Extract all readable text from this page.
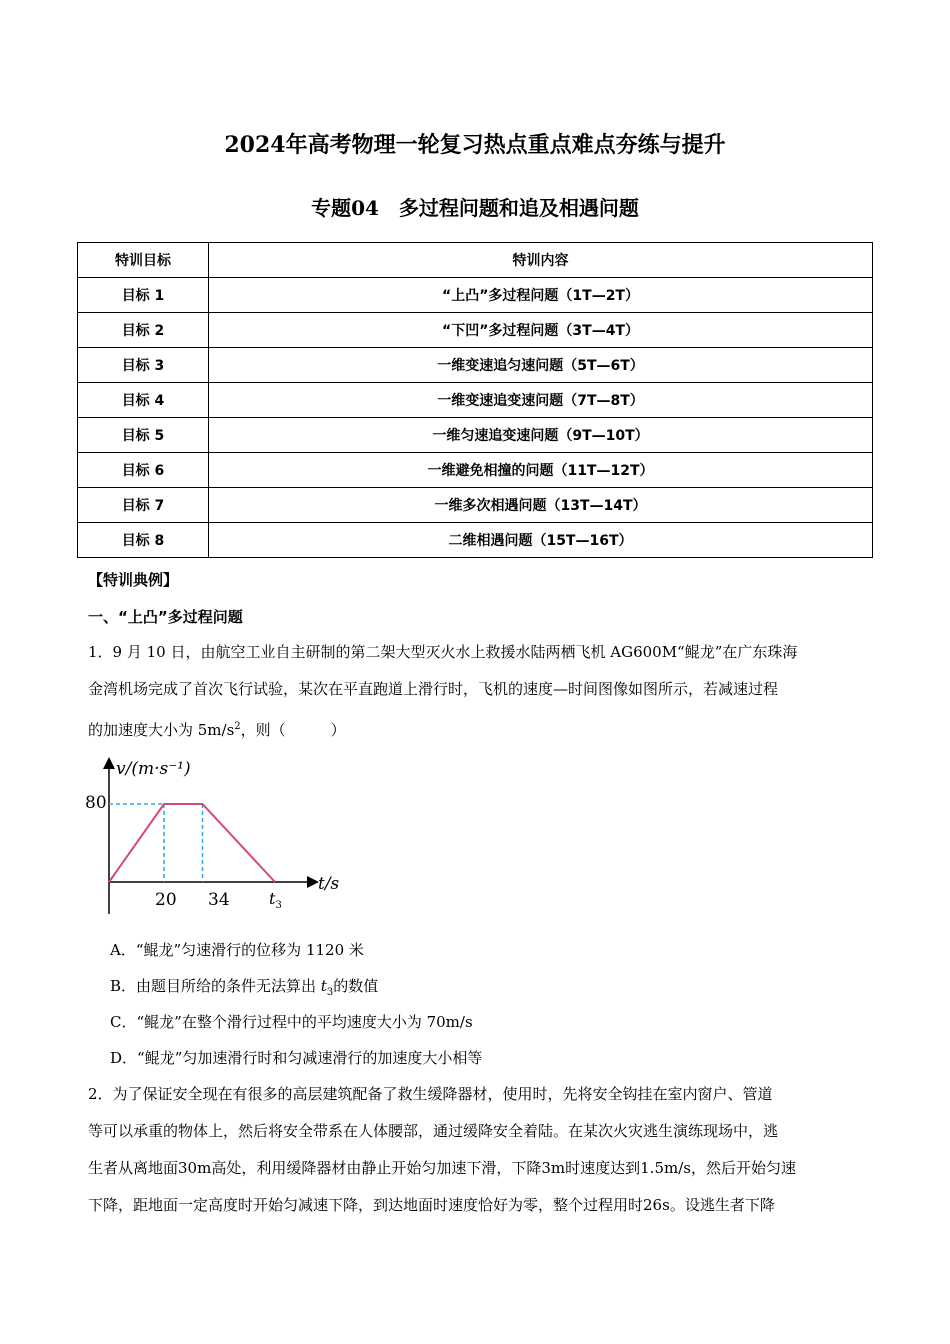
2024年高考物理一轮复习热点重点难点夯练与提升
专题04　多过程问题和追及相遇问题
特训目标	特训内容
目标 1	“上凸”多过程问题（1T—2T）
目标 2	“下凹”多过程问题（3T—4T）
目标 3	一维变速追匀速问题（5T—6T）
目标 4	一维变速追变速问题（7T—8T）
目标 5	一维匀速追变速问题（9T—10T）
目标 6	一维避免相撞的问题（11T—12T）
目标 7	一维多次相遇问题（13T—14T）
目标 8	二维相遇问题（15T—16T）
【特训典例】
一、“上凸”多过程问题
1．9 月 10 日，由航空工业自主研制的第二架大型灭火水上救援水陆两栖飞机 AG600M“鲲龙”在广东珠海
金湾机场完成了首次飞行试验，某次在平直跑道上滑行时，飞机的速度—时间图像如图所示，若减速过程
的加速度大小为 $5m/s^2$，则（　　　）
v/(m·s⁻¹)
t/s
80
20 34 $t_3$
A．“鲲龙”匀速滑行的位移为 1120 米
B．由题目所给的条件无法算出 $t_3$的数值
C．“鲲龙”在整个滑行过程中的平均速度大小为 70m/s
D．“鲲龙”匀加速滑行时和匀减速滑行的加速度大小相等
2．为了保证安全现在有很多的高层建筑配备了救生缓降器材，使用时，先将安全钩挂在室内窗户、管道
等可以承重的物体上，然后将安全带系在人体腰部，通过缓降安全着陆。在某次火灾逃生演练现场中，逃
生者从离地面30m高处，利用缓降器材由静止开始匀加速下滑，下降3m时速度达到1.5m/s，然后开始匀速
下降，距地面一定高度时开始匀减速下降，到达地面时速度恰好为零，整个过程用时26s。设逃生者下降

******

The request>
Write the lines above out again exactly, without any of their pictures.

Output below>
Extract all readable text from this page.
2024年高考物理一轮复习热点重点难点夯练与提升
专题04　多过程问题和追及相遇问题
特训目标	特训内容
目标 1	“上凸”多过程问题（1T—2T）
目标 2	“下凹”多过程问题（3T—4T）
目标 3	一维变速追匀速问题（5T—6T）
目标 4	一维变速追变速问题（7T—8T）
目标 5	一维匀速追变速问题（9T—10T）
目标 6	一维避免相撞的问题（11T—12T）
目标 7	一维多次相遇问题（13T—14T）
目标 8	二维相遇问题（15T—16T）
【特训典例】
一、“上凸”多过程问题
1．9 月 10 日，由航空工业自主研制的第二架大型灭火水上救援水陆两栖飞机 AG600M“鲲龙”在广东珠海
金湾机场完成了首次飞行试验，某次在平直跑道上滑行时，飞机的速度—时间图像如图所示，若减速过程
的加速度大小为 $5m/s^2$，则（　　　）
v/(m·s⁻¹)
t/s
80
20 34 $t_3$
A．“鲲龙”匀速滑行的位移为 1120 米
B．由题目所给的条件无法算出 $t_3$的数值
C．“鲲龙”在整个滑行过程中的平均速度大小为 70m/s
D．“鲲龙”匀加速滑行时和匀减速滑行的加速度大小相等
2．为了保证安全现在有很多的高层建筑配备了救生缓降器材，使用时，先将安全钩挂在室内窗户、管道
等可以承重的物体上，然后将安全带系在人体腰部，通过缓降安全着陆。在某次火灾逃生演练现场中，逃
生者从离地面30m高处，利用缓降器材由静止开始匀加速下滑，下降3m时速度达到1.5m/s，然后开始匀速
下降，距地面一定高度时开始匀减速下降，到达地面时速度恰好为零，整个过程用时26s。设逃生者下降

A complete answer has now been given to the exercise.